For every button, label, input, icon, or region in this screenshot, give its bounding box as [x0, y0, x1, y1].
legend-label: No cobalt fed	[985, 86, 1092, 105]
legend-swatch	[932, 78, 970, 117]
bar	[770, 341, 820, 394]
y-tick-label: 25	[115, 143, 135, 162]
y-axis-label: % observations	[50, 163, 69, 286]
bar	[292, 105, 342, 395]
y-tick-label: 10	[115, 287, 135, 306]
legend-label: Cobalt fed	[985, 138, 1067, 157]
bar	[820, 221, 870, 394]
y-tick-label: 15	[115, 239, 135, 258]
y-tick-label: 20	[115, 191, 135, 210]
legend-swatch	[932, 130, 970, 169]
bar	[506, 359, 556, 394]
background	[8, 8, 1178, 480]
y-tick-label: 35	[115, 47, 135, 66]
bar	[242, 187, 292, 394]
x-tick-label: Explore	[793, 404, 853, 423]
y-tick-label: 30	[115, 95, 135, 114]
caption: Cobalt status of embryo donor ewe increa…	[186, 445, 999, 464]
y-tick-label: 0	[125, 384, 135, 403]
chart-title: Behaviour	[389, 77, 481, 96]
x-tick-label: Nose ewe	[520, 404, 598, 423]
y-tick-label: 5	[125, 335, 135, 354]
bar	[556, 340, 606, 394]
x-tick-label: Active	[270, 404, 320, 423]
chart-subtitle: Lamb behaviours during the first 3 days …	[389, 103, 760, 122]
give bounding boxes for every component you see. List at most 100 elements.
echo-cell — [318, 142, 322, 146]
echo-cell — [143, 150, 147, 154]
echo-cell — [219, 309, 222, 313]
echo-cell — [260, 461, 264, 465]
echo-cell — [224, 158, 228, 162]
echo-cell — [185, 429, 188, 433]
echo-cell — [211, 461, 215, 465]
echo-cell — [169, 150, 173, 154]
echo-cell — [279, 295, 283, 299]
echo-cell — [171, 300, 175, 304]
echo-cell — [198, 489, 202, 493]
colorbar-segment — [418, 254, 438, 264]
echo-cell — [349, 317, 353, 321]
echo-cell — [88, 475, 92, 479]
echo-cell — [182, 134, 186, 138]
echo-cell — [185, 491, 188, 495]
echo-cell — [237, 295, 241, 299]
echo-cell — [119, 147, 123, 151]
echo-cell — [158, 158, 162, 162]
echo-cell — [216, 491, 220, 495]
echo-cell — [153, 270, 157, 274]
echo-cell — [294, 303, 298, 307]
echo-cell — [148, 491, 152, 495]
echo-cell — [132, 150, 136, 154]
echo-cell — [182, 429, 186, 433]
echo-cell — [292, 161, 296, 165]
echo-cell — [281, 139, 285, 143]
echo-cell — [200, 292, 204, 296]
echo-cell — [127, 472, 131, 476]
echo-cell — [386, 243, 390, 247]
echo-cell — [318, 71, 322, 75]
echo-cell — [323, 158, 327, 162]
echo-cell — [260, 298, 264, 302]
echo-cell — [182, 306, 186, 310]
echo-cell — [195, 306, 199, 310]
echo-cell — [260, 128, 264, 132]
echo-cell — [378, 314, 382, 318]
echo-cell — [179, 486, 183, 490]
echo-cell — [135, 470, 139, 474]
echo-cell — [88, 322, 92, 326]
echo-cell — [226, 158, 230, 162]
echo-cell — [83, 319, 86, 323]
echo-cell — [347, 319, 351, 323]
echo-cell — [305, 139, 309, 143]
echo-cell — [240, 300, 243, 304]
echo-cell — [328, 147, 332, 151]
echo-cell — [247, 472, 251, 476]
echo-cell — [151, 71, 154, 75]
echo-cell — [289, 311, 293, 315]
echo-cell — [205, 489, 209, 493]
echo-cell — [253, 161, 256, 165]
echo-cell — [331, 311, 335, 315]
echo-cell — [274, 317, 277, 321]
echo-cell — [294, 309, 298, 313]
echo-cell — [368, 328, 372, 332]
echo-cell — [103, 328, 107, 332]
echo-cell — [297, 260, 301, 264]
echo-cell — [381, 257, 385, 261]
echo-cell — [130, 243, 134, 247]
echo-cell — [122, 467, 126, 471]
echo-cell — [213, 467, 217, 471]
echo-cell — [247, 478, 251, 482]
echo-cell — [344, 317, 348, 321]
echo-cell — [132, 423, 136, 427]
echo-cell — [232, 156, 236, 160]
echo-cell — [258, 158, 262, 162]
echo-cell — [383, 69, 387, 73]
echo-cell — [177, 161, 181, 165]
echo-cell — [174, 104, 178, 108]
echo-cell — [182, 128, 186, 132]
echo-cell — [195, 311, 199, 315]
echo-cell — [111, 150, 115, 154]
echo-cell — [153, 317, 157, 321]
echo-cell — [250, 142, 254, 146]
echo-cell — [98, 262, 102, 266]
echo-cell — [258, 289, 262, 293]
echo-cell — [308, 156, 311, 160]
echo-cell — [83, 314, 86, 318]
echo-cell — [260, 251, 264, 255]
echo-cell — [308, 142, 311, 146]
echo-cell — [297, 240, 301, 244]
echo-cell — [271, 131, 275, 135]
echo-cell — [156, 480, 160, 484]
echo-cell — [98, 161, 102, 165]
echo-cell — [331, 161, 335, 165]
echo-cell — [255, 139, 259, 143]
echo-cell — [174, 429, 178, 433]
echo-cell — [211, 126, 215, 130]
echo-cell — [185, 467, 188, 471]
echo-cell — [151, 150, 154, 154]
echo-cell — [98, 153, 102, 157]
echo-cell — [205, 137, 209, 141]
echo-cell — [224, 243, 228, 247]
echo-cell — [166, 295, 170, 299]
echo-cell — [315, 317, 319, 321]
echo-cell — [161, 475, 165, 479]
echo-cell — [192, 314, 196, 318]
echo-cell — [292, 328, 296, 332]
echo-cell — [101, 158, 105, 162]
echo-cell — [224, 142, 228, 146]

● **The problem**
Find each line in the items above that contains the word "give" and copy those lines in full.

● **Exercise result**
For every button, label, input, icon, or region in this screenshot, give its bounding box as [x0, y0, x1, y1].
give bounding boxes for every component you see. List at most 100 elements.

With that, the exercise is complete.